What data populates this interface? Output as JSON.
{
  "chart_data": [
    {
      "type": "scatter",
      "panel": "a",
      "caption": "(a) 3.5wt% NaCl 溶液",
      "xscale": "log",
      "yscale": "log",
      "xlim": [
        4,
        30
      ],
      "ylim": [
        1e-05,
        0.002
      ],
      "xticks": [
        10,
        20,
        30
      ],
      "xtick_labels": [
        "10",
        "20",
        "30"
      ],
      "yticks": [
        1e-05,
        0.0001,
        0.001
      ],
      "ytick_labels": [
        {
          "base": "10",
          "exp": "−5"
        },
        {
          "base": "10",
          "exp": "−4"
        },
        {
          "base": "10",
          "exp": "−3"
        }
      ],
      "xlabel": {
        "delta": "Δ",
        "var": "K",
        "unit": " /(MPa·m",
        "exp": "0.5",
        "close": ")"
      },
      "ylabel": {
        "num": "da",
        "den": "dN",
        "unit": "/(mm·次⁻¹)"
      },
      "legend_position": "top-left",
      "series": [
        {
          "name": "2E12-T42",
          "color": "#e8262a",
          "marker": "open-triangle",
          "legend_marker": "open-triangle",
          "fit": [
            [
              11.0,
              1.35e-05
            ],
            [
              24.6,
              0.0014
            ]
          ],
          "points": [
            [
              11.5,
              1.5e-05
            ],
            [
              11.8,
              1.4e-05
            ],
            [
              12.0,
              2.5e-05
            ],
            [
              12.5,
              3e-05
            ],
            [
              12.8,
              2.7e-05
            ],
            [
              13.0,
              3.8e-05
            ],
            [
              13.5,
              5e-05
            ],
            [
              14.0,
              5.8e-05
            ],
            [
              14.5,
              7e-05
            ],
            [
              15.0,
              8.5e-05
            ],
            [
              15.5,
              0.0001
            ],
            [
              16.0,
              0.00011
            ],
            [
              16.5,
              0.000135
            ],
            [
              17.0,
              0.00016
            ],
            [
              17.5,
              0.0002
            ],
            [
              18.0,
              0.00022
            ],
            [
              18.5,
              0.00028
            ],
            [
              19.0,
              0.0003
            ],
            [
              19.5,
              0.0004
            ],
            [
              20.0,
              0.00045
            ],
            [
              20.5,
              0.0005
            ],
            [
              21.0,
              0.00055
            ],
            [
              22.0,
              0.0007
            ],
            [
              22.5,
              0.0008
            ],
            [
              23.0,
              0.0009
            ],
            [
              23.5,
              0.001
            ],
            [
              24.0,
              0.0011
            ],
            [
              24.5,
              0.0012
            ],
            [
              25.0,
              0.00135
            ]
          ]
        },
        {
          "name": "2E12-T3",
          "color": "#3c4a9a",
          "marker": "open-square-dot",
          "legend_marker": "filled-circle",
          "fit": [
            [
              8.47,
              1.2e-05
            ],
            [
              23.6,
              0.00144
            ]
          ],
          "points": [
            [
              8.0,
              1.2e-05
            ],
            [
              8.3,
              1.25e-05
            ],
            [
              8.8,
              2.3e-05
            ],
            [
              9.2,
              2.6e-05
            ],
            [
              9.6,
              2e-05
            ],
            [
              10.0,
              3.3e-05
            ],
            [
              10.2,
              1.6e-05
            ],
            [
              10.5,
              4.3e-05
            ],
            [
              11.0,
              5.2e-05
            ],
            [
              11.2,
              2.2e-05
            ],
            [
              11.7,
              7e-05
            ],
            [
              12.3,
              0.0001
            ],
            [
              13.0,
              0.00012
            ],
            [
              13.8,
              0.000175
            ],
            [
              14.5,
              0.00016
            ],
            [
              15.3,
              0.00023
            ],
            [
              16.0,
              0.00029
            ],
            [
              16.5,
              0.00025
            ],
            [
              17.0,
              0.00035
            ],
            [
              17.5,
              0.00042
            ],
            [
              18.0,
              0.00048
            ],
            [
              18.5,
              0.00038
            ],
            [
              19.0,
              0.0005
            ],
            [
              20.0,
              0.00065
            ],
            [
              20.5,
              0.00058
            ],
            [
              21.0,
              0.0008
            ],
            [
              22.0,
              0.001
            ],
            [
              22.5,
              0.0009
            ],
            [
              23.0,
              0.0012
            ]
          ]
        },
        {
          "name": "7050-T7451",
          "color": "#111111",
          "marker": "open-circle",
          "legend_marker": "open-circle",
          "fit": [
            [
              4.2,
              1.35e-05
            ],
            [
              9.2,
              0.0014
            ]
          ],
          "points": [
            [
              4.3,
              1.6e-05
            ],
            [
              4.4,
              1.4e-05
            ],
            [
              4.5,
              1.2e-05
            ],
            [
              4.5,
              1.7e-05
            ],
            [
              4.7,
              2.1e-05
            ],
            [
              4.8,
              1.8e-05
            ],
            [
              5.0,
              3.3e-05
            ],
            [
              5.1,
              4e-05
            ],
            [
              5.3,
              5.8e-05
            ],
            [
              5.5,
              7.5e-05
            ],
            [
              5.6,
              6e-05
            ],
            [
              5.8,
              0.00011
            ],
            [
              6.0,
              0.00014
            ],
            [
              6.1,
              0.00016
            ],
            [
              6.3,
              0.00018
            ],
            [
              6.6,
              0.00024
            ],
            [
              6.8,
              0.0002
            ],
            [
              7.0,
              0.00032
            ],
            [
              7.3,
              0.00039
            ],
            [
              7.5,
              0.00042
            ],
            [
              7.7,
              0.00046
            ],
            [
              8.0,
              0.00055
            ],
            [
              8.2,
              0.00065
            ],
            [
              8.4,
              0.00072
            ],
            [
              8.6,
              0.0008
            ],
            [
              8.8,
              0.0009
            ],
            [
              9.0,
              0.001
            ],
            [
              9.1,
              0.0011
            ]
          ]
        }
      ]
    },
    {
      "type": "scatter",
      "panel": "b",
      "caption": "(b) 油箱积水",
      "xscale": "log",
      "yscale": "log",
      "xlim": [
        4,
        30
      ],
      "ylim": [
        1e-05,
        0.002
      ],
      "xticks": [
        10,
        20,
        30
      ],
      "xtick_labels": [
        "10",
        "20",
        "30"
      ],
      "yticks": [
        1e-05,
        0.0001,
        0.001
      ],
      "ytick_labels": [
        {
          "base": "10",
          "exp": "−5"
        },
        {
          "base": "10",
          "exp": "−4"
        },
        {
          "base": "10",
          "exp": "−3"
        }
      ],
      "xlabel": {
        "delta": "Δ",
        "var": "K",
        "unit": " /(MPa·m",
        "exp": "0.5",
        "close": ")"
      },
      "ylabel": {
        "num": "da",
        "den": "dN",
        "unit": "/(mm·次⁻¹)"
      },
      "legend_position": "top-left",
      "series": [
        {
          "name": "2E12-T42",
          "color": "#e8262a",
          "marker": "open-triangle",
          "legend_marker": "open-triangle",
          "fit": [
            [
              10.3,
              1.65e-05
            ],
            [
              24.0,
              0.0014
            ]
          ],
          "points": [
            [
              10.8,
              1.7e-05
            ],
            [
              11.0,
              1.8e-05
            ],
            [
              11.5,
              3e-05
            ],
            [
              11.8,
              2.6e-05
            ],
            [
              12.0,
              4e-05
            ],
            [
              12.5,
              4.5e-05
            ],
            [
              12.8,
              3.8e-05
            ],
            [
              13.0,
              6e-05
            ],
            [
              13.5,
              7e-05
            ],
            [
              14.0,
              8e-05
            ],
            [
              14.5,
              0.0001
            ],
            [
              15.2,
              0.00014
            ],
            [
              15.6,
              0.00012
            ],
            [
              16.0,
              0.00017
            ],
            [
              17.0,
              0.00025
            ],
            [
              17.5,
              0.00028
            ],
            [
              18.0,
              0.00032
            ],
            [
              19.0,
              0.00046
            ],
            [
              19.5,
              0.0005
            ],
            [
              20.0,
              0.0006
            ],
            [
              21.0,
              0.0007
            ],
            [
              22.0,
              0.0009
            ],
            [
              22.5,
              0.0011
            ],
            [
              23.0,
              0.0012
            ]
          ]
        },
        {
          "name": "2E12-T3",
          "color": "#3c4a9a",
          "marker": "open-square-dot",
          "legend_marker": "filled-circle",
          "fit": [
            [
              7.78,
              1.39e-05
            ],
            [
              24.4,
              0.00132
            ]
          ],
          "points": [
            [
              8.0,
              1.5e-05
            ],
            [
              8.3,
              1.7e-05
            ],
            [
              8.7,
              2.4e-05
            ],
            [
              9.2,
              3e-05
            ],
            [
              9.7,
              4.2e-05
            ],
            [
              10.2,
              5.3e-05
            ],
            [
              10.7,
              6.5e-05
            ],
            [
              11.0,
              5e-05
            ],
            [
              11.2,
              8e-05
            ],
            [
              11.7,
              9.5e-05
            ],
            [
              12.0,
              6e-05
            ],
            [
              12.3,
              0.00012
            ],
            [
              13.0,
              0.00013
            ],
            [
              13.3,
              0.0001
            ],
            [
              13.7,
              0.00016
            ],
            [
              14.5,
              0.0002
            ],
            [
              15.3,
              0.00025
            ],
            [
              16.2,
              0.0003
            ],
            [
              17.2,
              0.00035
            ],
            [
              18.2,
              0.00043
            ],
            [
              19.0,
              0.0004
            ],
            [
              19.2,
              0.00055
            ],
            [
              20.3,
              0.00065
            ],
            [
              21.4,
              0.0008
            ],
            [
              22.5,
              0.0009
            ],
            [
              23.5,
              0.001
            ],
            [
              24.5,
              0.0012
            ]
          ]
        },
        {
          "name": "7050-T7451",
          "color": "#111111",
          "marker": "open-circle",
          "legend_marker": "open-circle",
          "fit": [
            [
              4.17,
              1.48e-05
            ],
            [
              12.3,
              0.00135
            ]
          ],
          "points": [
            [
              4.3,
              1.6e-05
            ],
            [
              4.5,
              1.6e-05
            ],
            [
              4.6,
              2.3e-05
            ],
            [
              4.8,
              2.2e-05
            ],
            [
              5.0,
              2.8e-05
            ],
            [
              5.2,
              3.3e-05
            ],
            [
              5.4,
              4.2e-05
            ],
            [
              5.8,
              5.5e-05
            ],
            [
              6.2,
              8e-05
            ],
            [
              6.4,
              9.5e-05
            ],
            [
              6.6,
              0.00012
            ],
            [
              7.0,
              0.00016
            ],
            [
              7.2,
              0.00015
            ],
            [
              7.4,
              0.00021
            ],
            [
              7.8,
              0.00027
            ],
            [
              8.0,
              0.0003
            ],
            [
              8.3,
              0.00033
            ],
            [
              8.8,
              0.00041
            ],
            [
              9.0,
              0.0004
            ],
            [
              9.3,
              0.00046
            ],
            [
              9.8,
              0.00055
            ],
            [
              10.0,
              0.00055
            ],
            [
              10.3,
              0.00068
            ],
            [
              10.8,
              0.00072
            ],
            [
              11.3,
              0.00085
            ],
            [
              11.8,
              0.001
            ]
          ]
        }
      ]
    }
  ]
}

- - - -

Directive => Pull out every line containing "caption".

Full response =>
      "caption": "(a) 3.5wt% NaCl 溶液",
      "caption": "(b) 油箱积水",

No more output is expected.